- _Provided information_
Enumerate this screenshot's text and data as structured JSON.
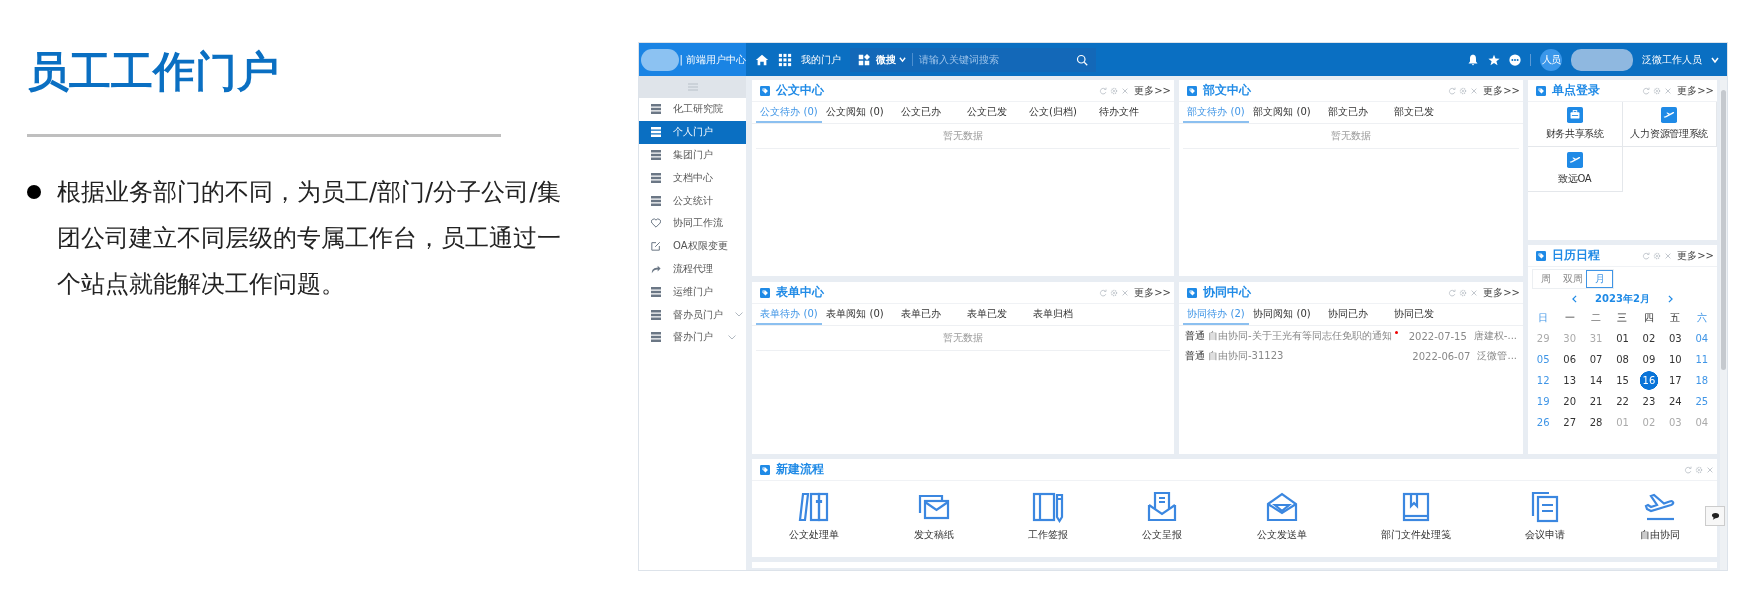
{
  "slide": {
    "title": "员工工作门户",
    "paragraph": "根据业务部门的不同，为员工/部门/分子公司/集团公司建立不同层级的专属工作台，员工通过一个站点就能解决工作问题。"
  },
  "portal": {
    "brand": "| 前端用户中心",
    "nav_label": "我的门户",
    "search_scope": "微搜",
    "search_placeholder": "请输入关键词搜索",
    "user": {
      "avatar": "人员",
      "name": "泛微工作人员"
    },
    "sidebar": [
      {
        "label": "化工研究院",
        "kind": "list",
        "selected": false,
        "expandable": false
      },
      {
        "label": "个人门户",
        "kind": "list",
        "selected": true,
        "expandable": false
      },
      {
        "label": "集团门户",
        "kind": "list",
        "selected": false,
        "expandable": false
      },
      {
        "label": "文档中心",
        "kind": "list",
        "selected": false,
        "expandable": false
      },
      {
        "label": "公文统计",
        "kind": "list",
        "selected": false,
        "expandable": false
      },
      {
        "label": "协同工作流",
        "kind": "heart",
        "selected": false,
        "expandable": false
      },
      {
        "label": "OA权限变更",
        "kind": "edit",
        "selected": false,
        "expandable": false
      },
      {
        "label": "流程代理",
        "kind": "share",
        "selected": false,
        "expandable": false
      },
      {
        "label": "运维门户",
        "kind": "list",
        "selected": false,
        "expandable": false
      },
      {
        "label": "督办员门户",
        "kind": "list",
        "selected": false,
        "expandable": true
      },
      {
        "label": "督办门户",
        "kind": "list",
        "selected": false,
        "expandable": true
      }
    ],
    "panels": [
      {
        "title": "公文中心",
        "more": "更多>>",
        "tabs": [
          {
            "label": "公文待办 (0)",
            "selected": true
          },
          {
            "label": "公文阅知 (0)",
            "selected": false
          },
          {
            "label": "公文已办",
            "selected": false
          },
          {
            "label": "公文已发",
            "selected": false
          },
          {
            "label": "公文(归档)",
            "selected": false
          },
          {
            "label": "待办文件",
            "selected": false
          }
        ],
        "empty": "暂无数据"
      },
      {
        "title": "部文中心",
        "more": "更多>>",
        "tabs": [
          {
            "label": "部文待办 (0)",
            "selected": true
          },
          {
            "label": "部文阅知 (0)",
            "selected": false
          },
          {
            "label": "部文已办",
            "selected": false
          },
          {
            "label": "部文已发",
            "selected": false
          }
        ],
        "empty": "暂无数据"
      },
      {
        "title": "表单中心",
        "more": "更多>>",
        "tabs": [
          {
            "label": "表单待办 (0)",
            "selected": true
          },
          {
            "label": "表单阅知 (0)",
            "selected": false
          },
          {
            "label": "表单已办",
            "selected": false
          },
          {
            "label": "表单已发",
            "selected": false
          },
          {
            "label": "表单归档",
            "selected": false
          }
        ],
        "empty": "暂无数据"
      },
      {
        "title": "协同中心",
        "more": "更多>>",
        "tabs": [
          {
            "label": "协同待办 (2)",
            "selected": true
          },
          {
            "label": "协同阅知 (0)",
            "selected": false
          },
          {
            "label": "协同已办",
            "selected": false
          },
          {
            "label": "协同已发",
            "selected": false
          }
        ],
        "rows": [
          {
            "level": "普通",
            "title": "自由协同-关于王光有等同志任免职的通知",
            "unread": true,
            "date": "2022-07-15",
            "sender": "唐建权-..."
          },
          {
            "level": "普通",
            "title": "自由协同-31123",
            "unread": false,
            "date": "2022-06-07",
            "sender": "泛微管..."
          }
        ]
      }
    ],
    "sso": {
      "title": "单点登录",
      "more": "更多>>",
      "items": [
        {
          "label": "财务共享系统",
          "kind": "bus"
        },
        {
          "label": "人力资源管理系统",
          "kind": "plane"
        },
        {
          "label": "致远OA",
          "kind": "plane"
        }
      ]
    },
    "calendar": {
      "title": "日历日程",
      "more": "更多>>",
      "views": [
        {
          "label": "周",
          "selected": false
        },
        {
          "label": "双周",
          "selected": false
        },
        {
          "label": "月",
          "selected": true
        }
      ],
      "month": "2023年2月",
      "weekdays": [
        "日",
        "一",
        "二",
        "三",
        "四",
        "五",
        "六"
      ],
      "days": [
        {
          "text": "29",
          "muted": true,
          "selected": false
        },
        {
          "text": "30",
          "muted": true,
          "selected": false
        },
        {
          "text": "31",
          "muted": true,
          "selected": false
        },
        {
          "text": "01",
          "muted": false,
          "selected": false
        },
        {
          "text": "02",
          "muted": false,
          "selected": false
        },
        {
          "text": "03",
          "muted": false,
          "selected": false
        },
        {
          "text": "04",
          "muted": false,
          "selected": false
        },
        {
          "text": "05",
          "muted": false,
          "selected": false
        },
        {
          "text": "06",
          "muted": false,
          "selected": false
        },
        {
          "text": "07",
          "muted": false,
          "selected": false
        },
        {
          "text": "08",
          "muted": false,
          "selected": false
        },
        {
          "text": "09",
          "muted": false,
          "selected": false
        },
        {
          "text": "10",
          "muted": false,
          "selected": false
        },
        {
          "text": "11",
          "muted": false,
          "selected": false
        },
        {
          "text": "12",
          "muted": false,
          "selected": false
        },
        {
          "text": "13",
          "muted": false,
          "selected": false
        },
        {
          "text": "14",
          "muted": false,
          "selected": false
        },
        {
          "text": "15",
          "muted": false,
          "selected": false
        },
        {
          "text": "16",
          "muted": false,
          "selected": true
        },
        {
          "text": "17",
          "muted": false,
          "selected": false
        },
        {
          "text": "18",
          "muted": false,
          "selected": false
        },
        {
          "text": "19",
          "muted": false,
          "selected": false
        },
        {
          "text": "20",
          "muted": false,
          "selected": false
        },
        {
          "text": "21",
          "muted": false,
          "selected": false
        },
        {
          "text": "22",
          "muted": false,
          "selected": false
        },
        {
          "text": "23",
          "muted": false,
          "selected": false
        },
        {
          "text": "24",
          "muted": false,
          "selected": false
        },
        {
          "text": "25",
          "muted": false,
          "selected": false
        },
        {
          "text": "26",
          "muted": false,
          "selected": false
        },
        {
          "text": "27",
          "muted": false,
          "selected": false
        },
        {
          "text": "28",
          "muted": false,
          "selected": false
        },
        {
          "text": "01",
          "muted": true,
          "selected": false
        },
        {
          "text": "02",
          "muted": true,
          "selected": false
        },
        {
          "text": "03",
          "muted": true,
          "selected": false
        },
        {
          "text": "04",
          "muted": true,
          "selected": false
        }
      ]
    },
    "new_flow": {
      "title": "新建流程",
      "items": [
        {
          "label": "公文处理单",
          "kind": "binders"
        },
        {
          "label": "发文稿纸",
          "kind": "envelopes"
        },
        {
          "label": "工作签报",
          "kind": "book-pen"
        },
        {
          "label": "公文呈报",
          "kind": "envelope-doc"
        },
        {
          "label": "公文发送单",
          "kind": "open-envelope"
        },
        {
          "label": "部门文件处理笺",
          "kind": "bookmark-book"
        },
        {
          "label": "会议申请",
          "kind": "documents"
        },
        {
          "label": "自由协同",
          "kind": "plane"
        }
      ]
    }
  }
}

- _Request_
Go through the data above and transcribe it in full, omitting any image.

- _The result_
Enumerate this screenshot's text and data as structured JSON.
{
  "slide": {
    "title": "员工工作门户",
    "paragraph": "根据业务部门的不同，为员工/部门/分子公司/集团公司建立不同层级的专属工作台，员工通过一个站点就能解决工作问题。"
  },
  "portal": {
    "brand": "| 前端用户中心",
    "nav_label": "我的门户",
    "search_scope": "微搜",
    "search_placeholder": "请输入关键词搜索",
    "user": {
      "avatar": "人员",
      "name": "泛微工作人员"
    },
    "sidebar": [
      {
        "label": "化工研究院",
        "kind": "list",
        "selected": false,
        "expandable": false
      },
      {
        "label": "个人门户",
        "kind": "list",
        "selected": true,
        "expandable": false
      },
      {
        "label": "集团门户",
        "kind": "list",
        "selected": false,
        "expandable": false
      },
      {
        "label": "文档中心",
        "kind": "list",
        "selected": false,
        "expandable": false
      },
      {
        "label": "公文统计",
        "kind": "list",
        "selected": false,
        "expandable": false
      },
      {
        "label": "协同工作流",
        "kind": "heart",
        "selected": false,
        "expandable": false
      },
      {
        "label": "OA权限变更",
        "kind": "edit",
        "selected": false,
        "expandable": false
      },
      {
        "label": "流程代理",
        "kind": "share",
        "selected": false,
        "expandable": false
      },
      {
        "label": "运维门户",
        "kind": "list",
        "selected": false,
        "expandable": false
      },
      {
        "label": "督办员门户",
        "kind": "list",
        "selected": false,
        "expandable": true
      },
      {
        "label": "督办门户",
        "kind": "list",
        "selected": false,
        "expandable": true
      }
    ],
    "panels": [
      {
        "title": "公文中心",
        "more": "更多>>",
        "tabs": [
          {
            "label": "公文待办 (0)",
            "selected": true
          },
          {
            "label": "公文阅知 (0)",
            "selected": false
          },
          {
            "label": "公文已办",
            "selected": false
          },
          {
            "label": "公文已发",
            "selected": false
          },
          {
            "label": "公文(归档)",
            "selected": false
          },
          {
            "label": "待办文件",
            "selected": false
          }
        ],
        "empty": "暂无数据"
      },
      {
        "title": "部文中心",
        "more": "更多>>",
        "tabs": [
          {
            "label": "部文待办 (0)",
            "selected": true
          },
          {
            "label": "部文阅知 (0)",
            "selected": false
          },
          {
            "label": "部文已办",
            "selected": false
          },
          {
            "label": "部文已发",
            "selected": false
          }
        ],
        "empty": "暂无数据"
      },
      {
        "title": "表单中心",
        "more": "更多>>",
        "tabs": [
          {
            "label": "表单待办 (0)",
            "selected": true
          },
          {
            "label": "表单阅知 (0)",
            "selected": false
          },
          {
            "label": "表单已办",
            "selected": false
          },
          {
            "label": "表单已发",
            "selected": false
          },
          {
            "label": "表单归档",
            "selected": false
          }
        ],
        "empty": "暂无数据"
      },
      {
        "title": "协同中心",
        "more": "更多>>",
        "tabs": [
          {
            "label": "协同待办 (2)",
            "selected": true
          },
          {
            "label": "协同阅知 (0)",
            "selected": false
          },
          {
            "label": "协同已办",
            "selected": false
          },
          {
            "label": "协同已发",
            "selected": false
          }
        ],
        "rows": [
          {
            "level": "普通",
            "title": "自由协同-关于王光有等同志任免职的通知",
            "unread": true,
            "date": "2022-07-15",
            "sender": "唐建权-..."
          },
          {
            "level": "普通",
            "title": "自由协同-31123",
            "unread": false,
            "date": "2022-06-07",
            "sender": "泛微管..."
          }
        ]
      }
    ],
    "sso": {
      "title": "单点登录",
      "more": "更多>>",
      "items": [
        {
          "label": "财务共享系统",
          "kind": "bus"
        },
        {
          "label": "人力资源管理系统",
          "kind": "plane"
        },
        {
          "label": "致远OA",
          "kind": "plane"
        }
      ]
    },
    "calendar": {
      "title": "日历日程",
      "more": "更多>>",
      "views": [
        {
          "label": "周",
          "selected": false
        },
        {
          "label": "双周",
          "selected": false
        },
        {
          "label": "月",
          "selected": true
        }
      ],
      "month": "2023年2月",
      "weekdays": [
        "日",
        "一",
        "二",
        "三",
        "四",
        "五",
        "六"
      ],
      "days": [
        {
          "text": "29",
          "muted": true,
          "selected": false
        },
        {
          "text": "30",
          "muted": true,
          "selected": false
        },
        {
          "text": "31",
          "muted": true,
          "selected": false
        },
        {
          "text": "01",
          "muted": false,
          "selected": false
        },
        {
          "text": "02",
          "muted": false,
          "selected": false
        },
        {
          "text": "03",
          "muted": false,
          "selected": false
        },
        {
          "text": "04",
          "muted": false,
          "selected": false
        },
        {
          "text": "05",
          "muted": false,
          "selected": false
        },
        {
          "text": "06",
          "muted": false,
          "selected": false
        },
        {
          "text": "07",
          "muted": false,
          "selected": false
        },
        {
          "text": "08",
          "muted": false,
          "selected": false
        },
        {
          "text": "09",
          "muted": false,
          "selected": false
        },
        {
          "text": "10",
          "muted": false,
          "selected": false
        },
        {
          "text": "11",
          "muted": false,
          "selected": false
        },
        {
          "text": "12",
          "muted": false,
          "selected": false
        },
        {
          "text": "13",
          "muted": false,
          "selected": false
        },
        {
          "text": "14",
          "muted": false,
          "selected": false
        },
        {
          "text": "15",
          "muted": false,
          "selected": false
        },
        {
          "text": "16",
          "muted": false,
          "selected": true
        },
        {
          "text": "17",
          "muted": false,
          "selected": false
        },
        {
          "text": "18",
          "muted": false,
          "selected": false
        },
        {
          "text": "19",
          "muted": false,
          "selected": false
        },
        {
          "text": "20",
          "muted": false,
          "selected": false
        },
        {
          "text": "21",
          "muted": false,
          "selected": false
        },
        {
          "text": "22",
          "muted": false,
          "selected": false
        },
        {
          "text": "23",
          "muted": false,
          "selected": false
        },
        {
          "text": "24",
          "muted": false,
          "selected": false
        },
        {
          "text": "25",
          "muted": false,
          "selected": false
        },
        {
          "text": "26",
          "muted": false,
          "selected": false
        },
        {
          "text": "27",
          "muted": false,
          "selected": false
        },
        {
          "text": "28",
          "muted": false,
          "selected": false
        },
        {
          "text": "01",
          "muted": true,
          "selected": false
        },
        {
          "text": "02",
          "muted": true,
          "selected": false
        },
        {
          "text": "03",
          "muted": true,
          "selected": false
        },
        {
          "text": "04",
          "muted": true,
          "selected": false
        }
      ]
    },
    "new_flow": {
      "title": "新建流程",
      "items": [
        {
          "label": "公文处理单",
          "kind": "binders"
        },
        {
          "label": "发文稿纸",
          "kind": "envelopes"
        },
        {
          "label": "工作签报",
          "kind": "book-pen"
        },
        {
          "label": "公文呈报",
          "kind": "envelope-doc"
        },
        {
          "label": "公文发送单",
          "kind": "open-envelope"
        },
        {
          "label": "部门文件处理笺",
          "kind": "bookmark-book"
        },
        {
          "label": "会议申请",
          "kind": "documents"
        },
        {
          "label": "自由协同",
          "kind": "plane"
        }
      ]
    }
  }
}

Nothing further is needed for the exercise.